┌─ LISTED ENTRIES

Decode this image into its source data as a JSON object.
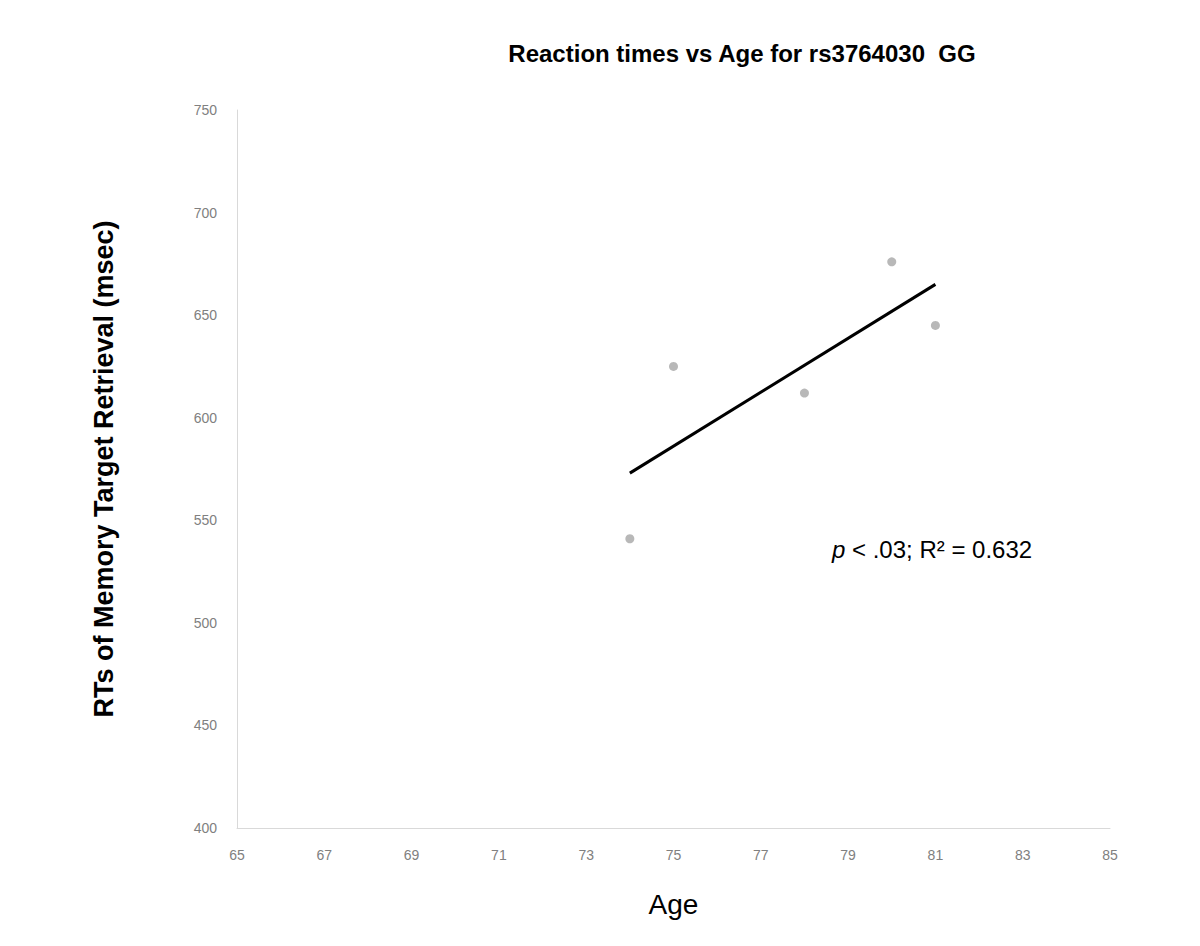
{
  "chart_data": {
    "type": "scatter",
    "title": "Reaction times vs Age for rs3764030  GG",
    "x_label": "Age",
    "y_label": "RTs of Memory Target Retrieval (msec)",
    "x": [
      74,
      75,
      78,
      80,
      81
    ],
    "values": [
      541,
      625,
      612,
      676,
      645
    ],
    "color": "#a6a6a6",
    "marker": "circle",
    "trendline": {
      "x": [
        74,
        81
      ],
      "values": [
        573,
        665
      ],
      "color": "#000000"
    },
    "annotation": "p < .03; R² = 0.632",
    "xlim": [
      65,
      85
    ],
    "xticks": [
      65,
      67,
      69,
      71,
      73,
      75,
      77,
      79,
      81,
      83,
      85
    ],
    "ylim": [
      400,
      750
    ],
    "yticks": [
      400,
      450,
      500,
      550,
      600,
      650,
      700,
      750
    ],
    "grid": false
  }
}
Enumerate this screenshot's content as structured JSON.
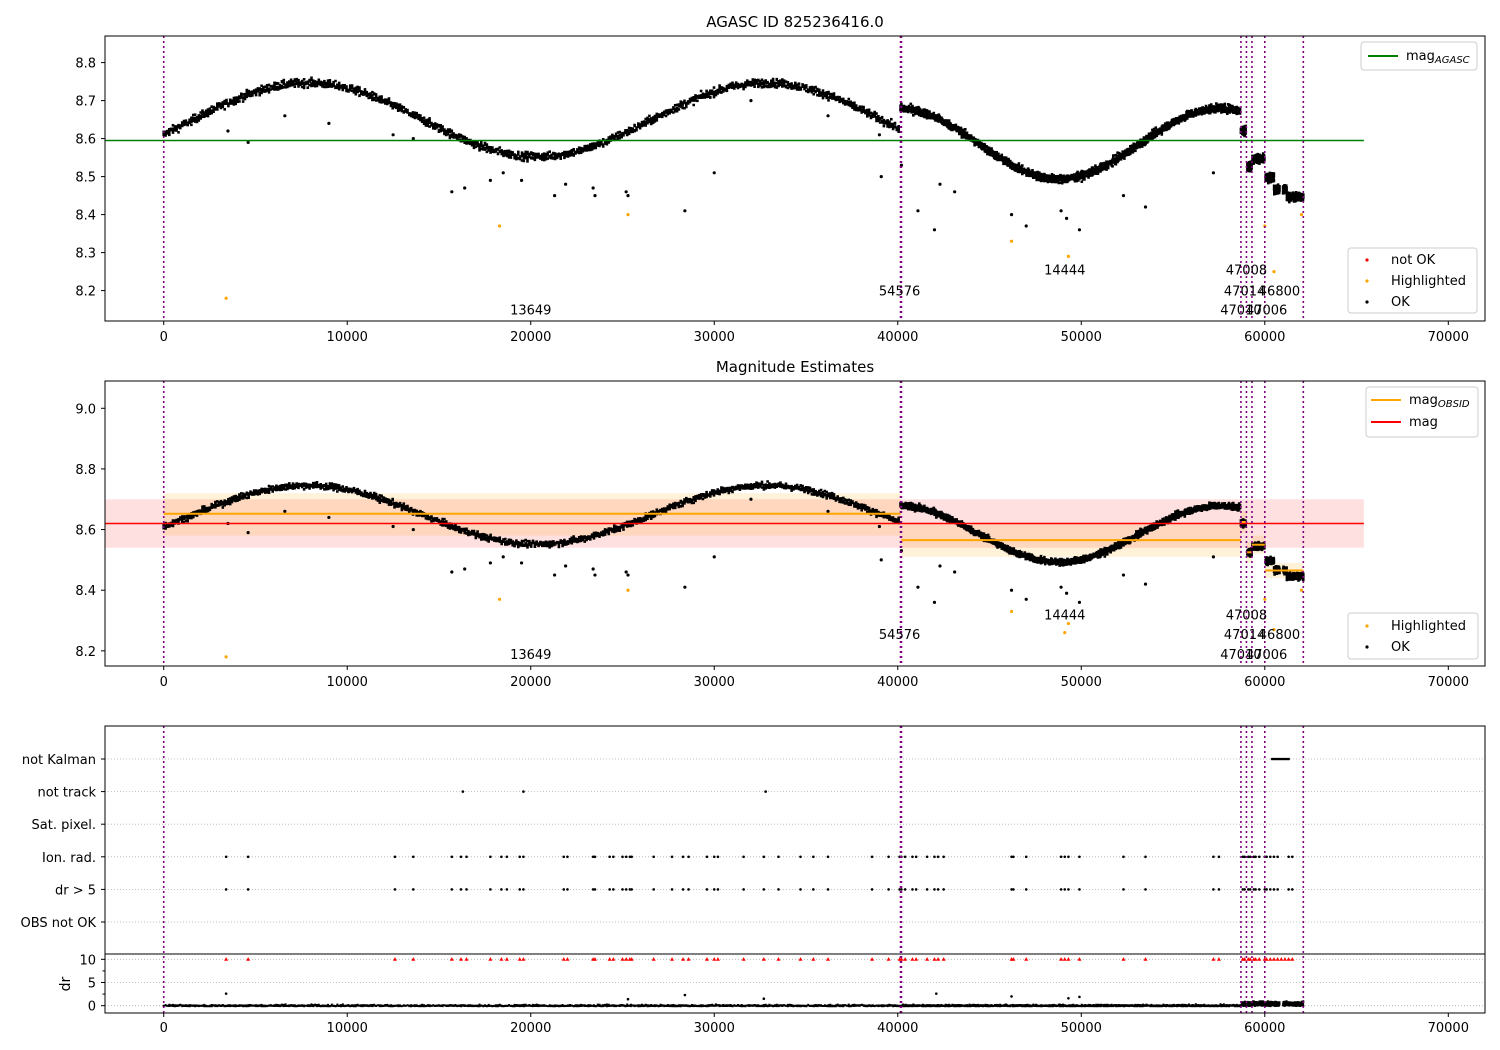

└─

REQUIRED TASK: Restate the whole of the material word for word without the pictures.

RESPONSE:
Decode this image into its source data as a JSON object.
{
  "chart_data": {
    "type": "scatter",
    "title": "Reaction times vs Age for rs3764030  GG",
    "x_label": "Age",
    "y_label": "RTs of Memory Target Retrieval (msec)",
    "x": [
      74,
      75,
      78,
      80,
      81
    ],
    "values": [
      541,
      625,
      612,
      676,
      645
    ],
    "color": "#a6a6a6",
    "marker": "circle",
    "trendline": {
      "x": [
        74,
        81
      ],
      "values": [
        573,
        665
      ],
      "color": "#000000"
    },
    "annotation": "p < .03; R² = 0.632",
    "xlim": [
      65,
      85
    ],
    "xticks": [
      65,
      67,
      69,
      71,
      73,
      75,
      77,
      79,
      81,
      83,
      85
    ],
    "ylim": [
      400,
      750
    ],
    "yticks": [
      400,
      450,
      500,
      550,
      600,
      650,
      700,
      750
    ],
    "grid": false
  }
}
Enumerate this screenshot's content as structured JSON.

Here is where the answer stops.